[Dataset records]
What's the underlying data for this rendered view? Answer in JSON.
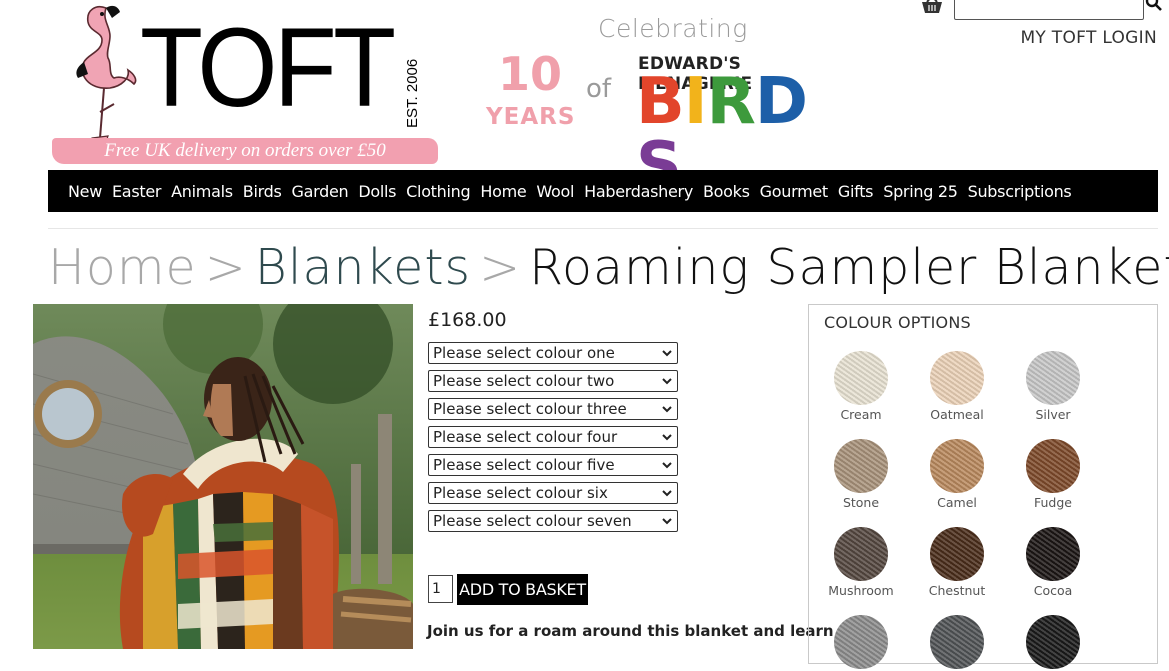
{
  "header": {
    "logo_text": "TOFT",
    "logo_est": "EST. 2006",
    "delivery_banner": "Free UK delivery on orders over £50",
    "promo": {
      "celebrating": "Celebrating",
      "ten": "10",
      "years": "YEARS",
      "of": "of",
      "menagerie": "EDWARD'S MENAGERIE",
      "birds_letters": [
        {
          "letter": "B",
          "color": "#e2452b"
        },
        {
          "letter": "I",
          "color": "#f2b31b"
        },
        {
          "letter": "R",
          "color": "#3d9a3c"
        },
        {
          "letter": "D",
          "color": "#1d5fa8"
        },
        {
          "letter": "S",
          "color": "#7a3c95"
        }
      ]
    },
    "login_label": "MY TOFT LOGIN",
    "search_placeholder": ""
  },
  "nav": {
    "items": [
      "New",
      "Easter",
      "Animals",
      "Birds",
      "Garden",
      "Dolls",
      "Clothing",
      "Home",
      "Wool",
      "Haberdashery",
      "Books",
      "Gourmet",
      "Gifts",
      "Spring 25",
      "Subscriptions"
    ]
  },
  "breadcrumb": {
    "home": "Home",
    "separator": ">",
    "category": "Blankets",
    "current": "Roaming Sampler Blanket"
  },
  "product": {
    "price": "£168.00",
    "colour_selects": [
      "Please select colour one",
      "Please select colour two",
      "Please select colour three",
      "Please select colour four",
      "Please select colour five",
      "Please select colour six",
      "Please select colour seven"
    ],
    "quantity": "1",
    "add_to_basket": "ADD TO BASKET",
    "intro_text": "Join us for a roam around this blanket and learn"
  },
  "colour_options": {
    "title": "COLOUR OPTIONS",
    "swatches": [
      {
        "name": "Cream",
        "color": "#e8e2d2"
      },
      {
        "name": "Oatmeal",
        "color": "#ecd2b8"
      },
      {
        "name": "Silver",
        "color": "#c7c7c7"
      },
      {
        "name": "Stone",
        "color": "#a8927a"
      },
      {
        "name": "Camel",
        "color": "#b9895d"
      },
      {
        "name": "Fudge",
        "color": "#7e4a2a"
      },
      {
        "name": "Mushroom",
        "color": "#54473f"
      },
      {
        "name": "Chestnut",
        "color": "#4a2c1a"
      },
      {
        "name": "Cocoa",
        "color": "#1b1514"
      },
      {
        "name": "",
        "color": "#8c8c8c"
      },
      {
        "name": "",
        "color": "#505356"
      },
      {
        "name": "",
        "color": "#1a1a1a"
      }
    ]
  }
}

#### Aim of the task:
Search the data above for the word "this", then gather each line in which it appears.

#### Written solution:
What's the underlying data for this rendered view? Answer in JSON.
    "intro_text": "Join us for a roam around this blanket and learn"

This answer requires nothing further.